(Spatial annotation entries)
_ _ _ _ _ _ _

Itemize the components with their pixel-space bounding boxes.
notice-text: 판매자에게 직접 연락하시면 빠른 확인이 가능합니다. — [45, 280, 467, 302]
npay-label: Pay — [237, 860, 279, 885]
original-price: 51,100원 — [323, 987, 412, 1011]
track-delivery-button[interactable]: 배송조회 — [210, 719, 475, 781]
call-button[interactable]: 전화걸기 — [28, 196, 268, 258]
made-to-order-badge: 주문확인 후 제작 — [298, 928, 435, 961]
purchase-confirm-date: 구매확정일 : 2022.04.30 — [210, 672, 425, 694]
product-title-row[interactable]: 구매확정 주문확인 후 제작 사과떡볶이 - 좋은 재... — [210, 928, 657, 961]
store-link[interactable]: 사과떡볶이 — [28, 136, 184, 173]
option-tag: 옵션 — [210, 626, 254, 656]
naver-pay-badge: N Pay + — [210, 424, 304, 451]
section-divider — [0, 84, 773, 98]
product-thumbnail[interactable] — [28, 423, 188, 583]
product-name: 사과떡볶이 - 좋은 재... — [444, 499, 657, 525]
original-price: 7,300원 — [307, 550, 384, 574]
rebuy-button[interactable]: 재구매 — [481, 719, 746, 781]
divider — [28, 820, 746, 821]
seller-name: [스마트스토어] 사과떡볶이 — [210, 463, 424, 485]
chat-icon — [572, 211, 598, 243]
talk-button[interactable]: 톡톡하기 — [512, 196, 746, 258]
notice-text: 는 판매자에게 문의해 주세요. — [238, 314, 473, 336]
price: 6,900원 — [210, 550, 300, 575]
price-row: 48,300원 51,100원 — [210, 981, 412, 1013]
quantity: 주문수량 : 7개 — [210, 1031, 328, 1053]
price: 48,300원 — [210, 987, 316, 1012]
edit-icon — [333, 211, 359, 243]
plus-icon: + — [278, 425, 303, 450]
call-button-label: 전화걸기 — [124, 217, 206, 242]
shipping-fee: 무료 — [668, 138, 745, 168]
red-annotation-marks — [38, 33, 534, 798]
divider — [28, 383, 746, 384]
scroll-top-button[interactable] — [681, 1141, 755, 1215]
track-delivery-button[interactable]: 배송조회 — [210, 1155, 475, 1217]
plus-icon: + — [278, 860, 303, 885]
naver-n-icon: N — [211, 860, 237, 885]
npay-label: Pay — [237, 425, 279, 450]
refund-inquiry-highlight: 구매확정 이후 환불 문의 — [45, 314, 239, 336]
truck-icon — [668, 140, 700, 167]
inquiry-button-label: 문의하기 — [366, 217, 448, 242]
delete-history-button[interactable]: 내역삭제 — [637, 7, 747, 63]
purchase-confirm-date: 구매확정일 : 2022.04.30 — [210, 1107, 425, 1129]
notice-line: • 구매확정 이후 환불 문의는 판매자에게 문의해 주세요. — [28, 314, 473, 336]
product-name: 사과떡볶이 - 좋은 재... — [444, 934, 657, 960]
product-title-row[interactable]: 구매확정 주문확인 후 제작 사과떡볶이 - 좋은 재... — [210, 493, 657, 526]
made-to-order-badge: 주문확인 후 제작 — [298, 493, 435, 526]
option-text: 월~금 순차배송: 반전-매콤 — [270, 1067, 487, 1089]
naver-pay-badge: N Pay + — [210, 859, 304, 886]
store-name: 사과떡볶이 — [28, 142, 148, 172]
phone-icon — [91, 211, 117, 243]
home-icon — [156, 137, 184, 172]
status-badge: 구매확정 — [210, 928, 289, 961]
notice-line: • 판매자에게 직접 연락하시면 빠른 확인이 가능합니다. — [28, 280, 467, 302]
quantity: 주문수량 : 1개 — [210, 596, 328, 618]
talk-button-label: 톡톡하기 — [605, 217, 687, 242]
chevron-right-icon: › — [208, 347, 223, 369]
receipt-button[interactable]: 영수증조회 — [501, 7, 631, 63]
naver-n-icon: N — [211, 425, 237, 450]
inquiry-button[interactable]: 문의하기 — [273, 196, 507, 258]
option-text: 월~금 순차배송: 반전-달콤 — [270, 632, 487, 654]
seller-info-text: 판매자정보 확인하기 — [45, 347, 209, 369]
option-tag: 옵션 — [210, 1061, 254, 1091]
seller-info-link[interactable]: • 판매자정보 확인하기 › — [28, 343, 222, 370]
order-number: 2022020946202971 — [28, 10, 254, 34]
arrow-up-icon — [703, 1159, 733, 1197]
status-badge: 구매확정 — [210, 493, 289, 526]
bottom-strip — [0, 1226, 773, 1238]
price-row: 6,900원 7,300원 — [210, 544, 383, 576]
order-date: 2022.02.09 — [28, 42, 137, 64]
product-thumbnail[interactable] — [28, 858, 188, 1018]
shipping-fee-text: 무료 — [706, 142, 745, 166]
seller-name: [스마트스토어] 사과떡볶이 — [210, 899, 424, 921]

_ _ _ _ _ _ _

What to produce
Please print every line verbatim, from the start of the records through the line containing "product-thumbnail[interactable] — [28, 423, 188, 583]", including that line.

The response
Itemize the components with their pixel-space bounding boxes.
notice-text: 판매자에게 직접 연락하시면 빠른 확인이 가능합니다. — [45, 280, 467, 302]
npay-label: Pay — [237, 860, 279, 885]
original-price: 51,100원 — [323, 987, 412, 1011]
track-delivery-button[interactable]: 배송조회 — [210, 719, 475, 781]
call-button[interactable]: 전화걸기 — [28, 196, 268, 258]
made-to-order-badge: 주문확인 후 제작 — [298, 928, 435, 961]
purchase-confirm-date: 구매확정일 : 2022.04.30 — [210, 672, 425, 694]
product-title-row[interactable]: 구매확정 주문확인 후 제작 사과떡볶이 - 좋은 재... — [210, 928, 657, 961]
store-link[interactable]: 사과떡볶이 — [28, 136, 184, 173]
option-tag: 옵션 — [210, 626, 254, 656]
naver-pay-badge: N Pay + — [210, 424, 304, 451]
section-divider — [0, 84, 773, 98]
product-thumbnail[interactable] — [28, 423, 188, 583]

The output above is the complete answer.